▸ Stated exercise: In the records below, tally every line containing "JSON". Report only the total.

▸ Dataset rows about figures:
————————

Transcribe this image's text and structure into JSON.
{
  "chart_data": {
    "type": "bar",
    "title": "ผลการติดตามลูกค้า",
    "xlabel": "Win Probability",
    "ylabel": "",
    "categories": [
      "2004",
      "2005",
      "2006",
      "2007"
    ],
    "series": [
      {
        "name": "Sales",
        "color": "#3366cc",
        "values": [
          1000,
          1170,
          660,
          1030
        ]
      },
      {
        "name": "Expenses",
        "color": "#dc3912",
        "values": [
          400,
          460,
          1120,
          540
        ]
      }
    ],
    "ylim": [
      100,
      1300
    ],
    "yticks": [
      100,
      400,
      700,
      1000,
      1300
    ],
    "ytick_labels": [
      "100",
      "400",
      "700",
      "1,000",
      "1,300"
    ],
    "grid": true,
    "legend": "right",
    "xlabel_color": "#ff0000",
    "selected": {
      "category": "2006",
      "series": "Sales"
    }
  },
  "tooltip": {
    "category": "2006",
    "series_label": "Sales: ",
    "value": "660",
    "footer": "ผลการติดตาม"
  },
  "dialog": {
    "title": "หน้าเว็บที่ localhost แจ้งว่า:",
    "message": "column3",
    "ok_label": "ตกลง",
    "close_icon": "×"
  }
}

————————

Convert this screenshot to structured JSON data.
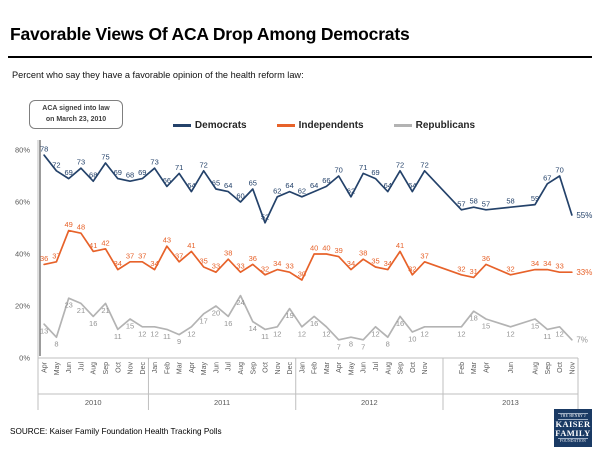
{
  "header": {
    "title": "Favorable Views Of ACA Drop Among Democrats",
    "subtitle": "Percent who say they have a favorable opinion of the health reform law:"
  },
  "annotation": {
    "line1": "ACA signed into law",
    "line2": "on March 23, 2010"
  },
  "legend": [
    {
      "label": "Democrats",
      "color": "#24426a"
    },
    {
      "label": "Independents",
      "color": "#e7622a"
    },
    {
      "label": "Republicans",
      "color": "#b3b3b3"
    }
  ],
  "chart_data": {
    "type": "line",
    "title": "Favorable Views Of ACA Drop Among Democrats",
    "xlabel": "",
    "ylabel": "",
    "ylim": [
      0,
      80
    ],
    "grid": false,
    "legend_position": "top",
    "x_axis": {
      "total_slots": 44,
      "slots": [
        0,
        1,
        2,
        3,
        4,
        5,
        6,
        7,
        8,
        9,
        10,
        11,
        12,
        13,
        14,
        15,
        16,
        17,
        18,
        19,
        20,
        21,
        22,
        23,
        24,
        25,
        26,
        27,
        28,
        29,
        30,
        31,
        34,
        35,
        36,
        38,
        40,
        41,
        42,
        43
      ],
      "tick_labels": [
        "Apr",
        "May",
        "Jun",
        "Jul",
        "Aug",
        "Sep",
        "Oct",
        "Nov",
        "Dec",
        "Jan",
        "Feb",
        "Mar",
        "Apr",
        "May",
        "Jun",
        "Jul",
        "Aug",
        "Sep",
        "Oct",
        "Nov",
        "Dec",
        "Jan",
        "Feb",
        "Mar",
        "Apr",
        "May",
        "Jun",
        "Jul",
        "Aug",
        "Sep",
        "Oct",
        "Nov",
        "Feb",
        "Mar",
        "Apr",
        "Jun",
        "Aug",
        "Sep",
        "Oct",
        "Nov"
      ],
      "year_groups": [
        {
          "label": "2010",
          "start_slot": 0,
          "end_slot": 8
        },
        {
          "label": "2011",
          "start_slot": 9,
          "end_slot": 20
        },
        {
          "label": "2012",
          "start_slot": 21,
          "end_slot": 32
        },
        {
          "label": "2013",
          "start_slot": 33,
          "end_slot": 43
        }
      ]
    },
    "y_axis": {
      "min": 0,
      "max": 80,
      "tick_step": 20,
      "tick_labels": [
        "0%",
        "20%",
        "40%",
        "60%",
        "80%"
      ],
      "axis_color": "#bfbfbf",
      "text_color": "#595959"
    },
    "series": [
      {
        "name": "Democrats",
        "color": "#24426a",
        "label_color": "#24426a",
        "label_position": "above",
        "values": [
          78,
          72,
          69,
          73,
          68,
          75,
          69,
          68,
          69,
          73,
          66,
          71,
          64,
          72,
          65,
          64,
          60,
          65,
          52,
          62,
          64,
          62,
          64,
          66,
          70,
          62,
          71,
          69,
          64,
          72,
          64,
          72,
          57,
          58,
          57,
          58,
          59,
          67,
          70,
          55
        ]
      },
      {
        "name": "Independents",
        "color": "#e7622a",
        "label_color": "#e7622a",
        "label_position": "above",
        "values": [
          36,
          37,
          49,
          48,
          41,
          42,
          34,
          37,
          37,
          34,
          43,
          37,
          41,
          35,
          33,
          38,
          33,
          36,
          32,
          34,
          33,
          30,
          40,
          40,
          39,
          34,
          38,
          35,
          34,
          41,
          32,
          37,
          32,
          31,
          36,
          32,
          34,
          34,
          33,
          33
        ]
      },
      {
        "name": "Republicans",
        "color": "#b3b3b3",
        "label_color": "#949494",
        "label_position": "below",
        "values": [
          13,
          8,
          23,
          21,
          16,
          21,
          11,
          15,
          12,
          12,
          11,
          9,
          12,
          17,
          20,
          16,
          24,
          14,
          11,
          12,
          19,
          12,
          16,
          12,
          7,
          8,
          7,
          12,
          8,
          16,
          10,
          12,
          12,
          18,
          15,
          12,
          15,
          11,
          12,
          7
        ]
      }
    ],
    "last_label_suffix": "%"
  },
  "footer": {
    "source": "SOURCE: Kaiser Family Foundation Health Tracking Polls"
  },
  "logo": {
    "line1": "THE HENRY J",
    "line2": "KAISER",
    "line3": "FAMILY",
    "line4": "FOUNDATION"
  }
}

————————

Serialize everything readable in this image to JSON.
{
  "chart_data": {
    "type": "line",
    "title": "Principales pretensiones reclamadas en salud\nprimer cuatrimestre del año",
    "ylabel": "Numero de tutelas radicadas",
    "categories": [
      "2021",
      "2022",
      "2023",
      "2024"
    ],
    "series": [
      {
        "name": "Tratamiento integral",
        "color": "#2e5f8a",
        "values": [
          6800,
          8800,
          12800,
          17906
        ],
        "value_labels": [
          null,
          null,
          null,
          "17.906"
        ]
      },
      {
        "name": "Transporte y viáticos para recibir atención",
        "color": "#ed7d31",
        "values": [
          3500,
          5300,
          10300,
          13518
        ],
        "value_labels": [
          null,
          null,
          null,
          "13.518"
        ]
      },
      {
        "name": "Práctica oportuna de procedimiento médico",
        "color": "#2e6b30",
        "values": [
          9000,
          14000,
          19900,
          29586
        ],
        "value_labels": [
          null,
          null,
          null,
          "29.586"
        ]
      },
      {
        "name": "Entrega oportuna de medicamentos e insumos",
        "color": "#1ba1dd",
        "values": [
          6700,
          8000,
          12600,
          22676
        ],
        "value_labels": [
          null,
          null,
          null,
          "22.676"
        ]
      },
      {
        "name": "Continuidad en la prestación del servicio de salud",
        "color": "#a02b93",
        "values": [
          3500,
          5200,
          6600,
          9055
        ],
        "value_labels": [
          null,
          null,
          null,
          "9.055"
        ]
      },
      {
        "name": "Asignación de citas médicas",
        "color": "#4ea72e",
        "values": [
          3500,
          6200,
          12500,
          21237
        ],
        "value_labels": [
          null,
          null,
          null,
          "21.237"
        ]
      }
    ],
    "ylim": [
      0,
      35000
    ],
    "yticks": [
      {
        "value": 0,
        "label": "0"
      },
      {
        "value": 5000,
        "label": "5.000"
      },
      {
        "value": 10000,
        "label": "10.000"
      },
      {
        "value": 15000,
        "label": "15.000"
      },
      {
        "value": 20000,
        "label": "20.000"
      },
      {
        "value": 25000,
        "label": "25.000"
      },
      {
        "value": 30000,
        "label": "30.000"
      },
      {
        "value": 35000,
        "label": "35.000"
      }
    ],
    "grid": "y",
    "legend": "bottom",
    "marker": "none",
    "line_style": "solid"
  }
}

————————

▸ Solution for this exercise: 3